=== EXERCISE INPUTS ===

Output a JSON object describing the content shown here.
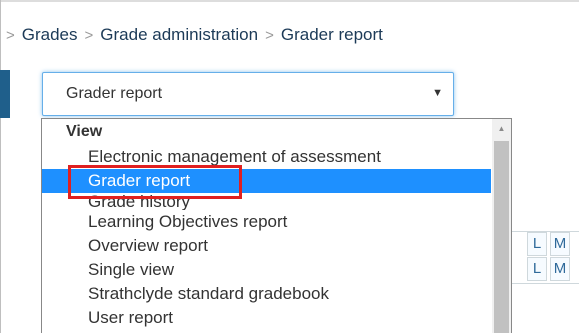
{
  "breadcrumb": {
    "items": [
      "Grades",
      "Grade administration",
      "Grader report"
    ]
  },
  "select": {
    "value": "Grader report"
  },
  "dropdown": {
    "group_label": "View",
    "options": [
      "Electronic management of assessment",
      "Grader report",
      "Grade history",
      "Learning Objectives report",
      "Overview report",
      "Single view",
      "Strathclyde standard gradebook",
      "User report"
    ],
    "selected_index": 1
  },
  "background_table": {
    "column_letters": [
      "L",
      "M"
    ]
  },
  "colors": {
    "selected_option": "#1e90ff",
    "highlight_box": "#e02020",
    "select_focus_border": "#66afe9",
    "breadcrumb_text": "#1c3a57",
    "accent_bar": "#1f5f8b"
  },
  "icons": {
    "separator": "chevron-right-icon",
    "select_arrow": "caret-down-icon",
    "scroll_up": "scroll-up-arrow-icon"
  }
}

===

● WHAT IS BEING ASKED:
Every line of the data above should be quoted exactly. Omit the pictures.

● EXERCISE RESULT:
Output a JSON object describing the content shown here.
{
  "breadcrumb": {
    "items": [
      "Grades",
      "Grade administration",
      "Grader report"
    ]
  },
  "select": {
    "value": "Grader report"
  },
  "dropdown": {
    "group_label": "View",
    "options": [
      "Electronic management of assessment",
      "Grader report",
      "Grade history",
      "Learning Objectives report",
      "Overview report",
      "Single view",
      "Strathclyde standard gradebook",
      "User report"
    ],
    "selected_index": 1
  },
  "background_table": {
    "column_letters": [
      "L",
      "M"
    ]
  },
  "colors": {
    "selected_option": "#1e90ff",
    "highlight_box": "#e02020",
    "select_focus_border": "#66afe9",
    "breadcrumb_text": "#1c3a57",
    "accent_bar": "#1f5f8b"
  },
  "icons": {
    "separator": "chevron-right-icon",
    "select_arrow": "caret-down-icon",
    "scroll_up": "scroll-up-arrow-icon"
  }
}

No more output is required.